Problem requirements:
Copy the following material line for line without changing anything.

Information supplied:
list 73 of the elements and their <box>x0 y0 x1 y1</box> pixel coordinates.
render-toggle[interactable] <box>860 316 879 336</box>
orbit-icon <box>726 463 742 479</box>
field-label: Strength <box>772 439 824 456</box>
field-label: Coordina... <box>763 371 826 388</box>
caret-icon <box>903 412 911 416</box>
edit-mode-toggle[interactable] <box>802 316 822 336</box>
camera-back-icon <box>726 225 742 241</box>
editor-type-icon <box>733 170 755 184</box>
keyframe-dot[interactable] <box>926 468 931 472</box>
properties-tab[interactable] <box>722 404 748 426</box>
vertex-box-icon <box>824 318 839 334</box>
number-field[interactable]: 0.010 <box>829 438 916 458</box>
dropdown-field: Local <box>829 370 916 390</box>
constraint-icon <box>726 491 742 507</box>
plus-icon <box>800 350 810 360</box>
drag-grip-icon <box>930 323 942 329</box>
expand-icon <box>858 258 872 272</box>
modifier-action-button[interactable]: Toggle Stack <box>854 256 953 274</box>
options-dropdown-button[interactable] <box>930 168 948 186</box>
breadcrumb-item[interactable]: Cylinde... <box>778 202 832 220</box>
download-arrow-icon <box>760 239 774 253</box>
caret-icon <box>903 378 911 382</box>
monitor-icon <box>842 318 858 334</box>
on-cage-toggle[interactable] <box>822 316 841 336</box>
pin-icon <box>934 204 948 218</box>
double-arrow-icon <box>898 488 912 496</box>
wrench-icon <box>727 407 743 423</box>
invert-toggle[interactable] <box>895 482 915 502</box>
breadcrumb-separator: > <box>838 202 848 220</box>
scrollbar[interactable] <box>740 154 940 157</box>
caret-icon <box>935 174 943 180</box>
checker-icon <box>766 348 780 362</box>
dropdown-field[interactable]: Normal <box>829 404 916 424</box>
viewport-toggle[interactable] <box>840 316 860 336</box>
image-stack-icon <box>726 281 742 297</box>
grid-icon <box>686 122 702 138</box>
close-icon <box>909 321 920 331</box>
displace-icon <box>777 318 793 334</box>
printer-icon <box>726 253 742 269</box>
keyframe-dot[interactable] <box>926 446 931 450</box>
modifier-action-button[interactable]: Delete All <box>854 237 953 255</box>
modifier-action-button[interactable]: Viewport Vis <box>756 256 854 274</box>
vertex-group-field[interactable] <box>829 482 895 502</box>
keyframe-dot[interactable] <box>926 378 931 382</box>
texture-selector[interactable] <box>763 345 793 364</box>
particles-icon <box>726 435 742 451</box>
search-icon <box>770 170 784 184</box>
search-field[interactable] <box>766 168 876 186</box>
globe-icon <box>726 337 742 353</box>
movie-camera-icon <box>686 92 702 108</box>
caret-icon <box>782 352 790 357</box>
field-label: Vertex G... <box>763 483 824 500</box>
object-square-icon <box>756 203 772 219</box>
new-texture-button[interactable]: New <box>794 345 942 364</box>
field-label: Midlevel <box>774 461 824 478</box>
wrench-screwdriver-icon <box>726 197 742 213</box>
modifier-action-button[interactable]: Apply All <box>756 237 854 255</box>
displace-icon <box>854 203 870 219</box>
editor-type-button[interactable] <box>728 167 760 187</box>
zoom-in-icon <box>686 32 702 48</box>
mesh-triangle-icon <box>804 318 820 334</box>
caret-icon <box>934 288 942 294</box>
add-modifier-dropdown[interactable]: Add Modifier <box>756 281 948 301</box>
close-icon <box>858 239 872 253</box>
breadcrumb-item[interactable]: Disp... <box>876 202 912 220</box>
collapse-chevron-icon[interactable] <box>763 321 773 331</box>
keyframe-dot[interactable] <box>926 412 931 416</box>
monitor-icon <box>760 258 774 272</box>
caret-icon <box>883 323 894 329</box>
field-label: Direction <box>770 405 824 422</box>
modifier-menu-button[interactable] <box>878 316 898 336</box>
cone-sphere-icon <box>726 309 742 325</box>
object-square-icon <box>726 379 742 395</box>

Complete response:
list 73 of the elements and their <box>x0 y0 x1 y1</box> pixel coordinates.
render-toggle[interactable] <box>860 316 879 336</box>
orbit-icon <box>726 463 742 479</box>
field-label: Strength <box>772 439 824 456</box>
field-label: Coordina... <box>763 371 826 388</box>
caret-icon <box>903 412 911 416</box>
edit-mode-toggle[interactable] <box>802 316 822 336</box>
camera-back-icon <box>726 225 742 241</box>
editor-type-icon <box>733 170 755 184</box>
keyframe-dot[interactable] <box>926 468 931 472</box>
properties-tab[interactable] <box>722 404 748 426</box>
vertex-box-icon <box>824 318 839 334</box>
number-field[interactable]: 0.010 <box>829 438 916 458</box>
dropdown-field: Local <box>829 370 916 390</box>
constraint-icon <box>726 491 742 507</box>
plus-icon <box>800 350 810 360</box>
drag-grip-icon <box>930 323 942 329</box>
expand-icon <box>858 258 872 272</box>
modifier-action-button[interactable]: Toggle Stack <box>854 256 953 274</box>
options-dropdown-button[interactable] <box>930 168 948 186</box>
breadcrumb-item[interactable]: Cylinde... <box>778 202 832 220</box>
download-arrow-icon <box>760 239 774 253</box>
caret-icon <box>903 378 911 382</box>
monitor-icon <box>842 318 858 334</box>
on-cage-toggle[interactable] <box>822 316 841 336</box>
pin-icon <box>934 204 948 218</box>
double-arrow-icon <box>898 488 912 496</box>
wrench-icon <box>727 407 743 423</box>
invert-toggle[interactable] <box>895 482 915 502</box>
breadcrumb-separator: > <box>838 202 848 220</box>
scrollbar[interactable] <box>740 154 940 157</box>
caret-icon <box>935 174 943 180</box>
checker-icon <box>766 348 780 362</box>
dropdown-field[interactable]: Normal <box>829 404 916 424</box>
viewport-toggle[interactable] <box>840 316 860 336</box>
image-stack-icon <box>726 281 742 297</box>
grid-icon <box>686 122 702 138</box>
close-icon <box>909 321 920 331</box>
displace-icon <box>777 318 793 334</box>
printer-icon <box>726 253 742 269</box>
keyframe-dot[interactable] <box>926 446 931 450</box>
modifier-action-button[interactable]: Delete All <box>854 237 953 255</box>
modifier-action-button[interactable]: Viewport Vis <box>756 256 854 274</box>
vertex-group-field[interactable] <box>829 482 895 502</box>
keyframe-dot[interactable] <box>926 378 931 382</box>
texture-selector[interactable] <box>763 345 793 364</box>
particles-icon <box>726 435 742 451</box>
search-icon <box>770 170 784 184</box>
search-field[interactable] <box>766 168 876 186</box>
globe-icon <box>726 337 742 353</box>
movie-camera-icon <box>686 92 702 108</box>
caret-icon <box>782 352 790 357</box>
field-label: Vertex G... <box>763 483 824 500</box>
object-square-icon <box>756 203 772 219</box>
new-texture-button[interactable]: New <box>794 345 942 364</box>
field-label: Midlevel <box>774 461 824 478</box>
wrench-screwdriver-icon <box>726 197 742 213</box>
modifier-action-button[interactable]: Apply All <box>756 237 854 255</box>
displace-icon <box>854 203 870 219</box>
editor-type-button[interactable] <box>728 167 760 187</box>
zoom-in-icon <box>686 32 702 48</box>
mesh-triangle-icon <box>804 318 820 334</box>
caret-icon <box>934 288 942 294</box>
add-modifier-dropdown[interactable]: Add Modifier <box>756 281 948 301</box>
close-icon <box>858 239 872 253</box>
breadcrumb-item[interactable]: Disp... <box>876 202 912 220</box>
collapse-chevron-icon[interactable] <box>763 321 773 331</box>
keyframe-dot[interactable] <box>926 412 931 416</box>
monitor-icon <box>760 258 774 272</box>
caret-icon <box>883 323 894 329</box>
field-label: Direction <box>770 405 824 422</box>
modifier-menu-button[interactable] <box>878 316 898 336</box>
cone-sphere-icon <box>726 309 742 325</box>
object-square-icon <box>726 379 742 395</box>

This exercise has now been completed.